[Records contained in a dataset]
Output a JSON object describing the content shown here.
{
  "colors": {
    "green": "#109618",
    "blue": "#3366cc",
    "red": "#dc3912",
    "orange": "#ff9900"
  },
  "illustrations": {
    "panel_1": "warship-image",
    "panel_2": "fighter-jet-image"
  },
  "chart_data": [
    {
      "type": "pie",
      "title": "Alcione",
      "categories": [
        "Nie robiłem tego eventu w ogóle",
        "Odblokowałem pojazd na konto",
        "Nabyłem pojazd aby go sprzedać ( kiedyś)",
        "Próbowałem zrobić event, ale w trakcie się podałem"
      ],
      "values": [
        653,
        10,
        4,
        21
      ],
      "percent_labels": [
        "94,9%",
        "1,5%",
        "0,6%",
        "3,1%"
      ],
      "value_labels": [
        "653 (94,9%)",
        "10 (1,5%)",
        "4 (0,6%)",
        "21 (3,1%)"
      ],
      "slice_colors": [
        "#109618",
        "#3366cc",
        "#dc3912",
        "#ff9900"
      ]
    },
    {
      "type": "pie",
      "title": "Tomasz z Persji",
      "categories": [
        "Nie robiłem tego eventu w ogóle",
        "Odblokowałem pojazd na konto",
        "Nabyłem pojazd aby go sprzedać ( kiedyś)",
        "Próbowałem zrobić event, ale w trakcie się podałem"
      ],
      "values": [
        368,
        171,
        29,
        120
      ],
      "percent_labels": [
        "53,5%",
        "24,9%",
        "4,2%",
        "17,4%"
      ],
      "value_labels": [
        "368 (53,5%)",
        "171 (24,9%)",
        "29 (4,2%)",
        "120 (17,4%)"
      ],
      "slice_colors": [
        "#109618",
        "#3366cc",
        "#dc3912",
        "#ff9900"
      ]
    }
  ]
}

# Challenge
The entries above must be returned in full, exactly as shown.

# Final answer
Output a JSON object describing the content shown here.
{
  "colors": {
    "green": "#109618",
    "blue": "#3366cc",
    "red": "#dc3912",
    "orange": "#ff9900"
  },
  "illustrations": {
    "panel_1": "warship-image",
    "panel_2": "fighter-jet-image"
  },
  "chart_data": [
    {
      "type": "pie",
      "title": "Alcione",
      "categories": [
        "Nie robiłem tego eventu w ogóle",
        "Odblokowałem pojazd na konto",
        "Nabyłem pojazd aby go sprzedać ( kiedyś)",
        "Próbowałem zrobić event, ale w trakcie się podałem"
      ],
      "values": [
        653,
        10,
        4,
        21
      ],
      "percent_labels": [
        "94,9%",
        "1,5%",
        "0,6%",
        "3,1%"
      ],
      "value_labels": [
        "653 (94,9%)",
        "10 (1,5%)",
        "4 (0,6%)",
        "21 (3,1%)"
      ],
      "slice_colors": [
        "#109618",
        "#3366cc",
        "#dc3912",
        "#ff9900"
      ]
    },
    {
      "type": "pie",
      "title": "Tomasz z Persji",
      "categories": [
        "Nie robiłem tego eventu w ogóle",
        "Odblokowałem pojazd na konto",
        "Nabyłem pojazd aby go sprzedać ( kiedyś)",
        "Próbowałem zrobić event, ale w trakcie się podałem"
      ],
      "values": [
        368,
        171,
        29,
        120
      ],
      "percent_labels": [
        "53,5%",
        "24,9%",
        "4,2%",
        "17,4%"
      ],
      "value_labels": [
        "368 (53,5%)",
        "171 (24,9%)",
        "29 (4,2%)",
        "120 (17,4%)"
      ],
      "slice_colors": [
        "#109618",
        "#3366cc",
        "#dc3912",
        "#ff9900"
      ]
    }
  ]
}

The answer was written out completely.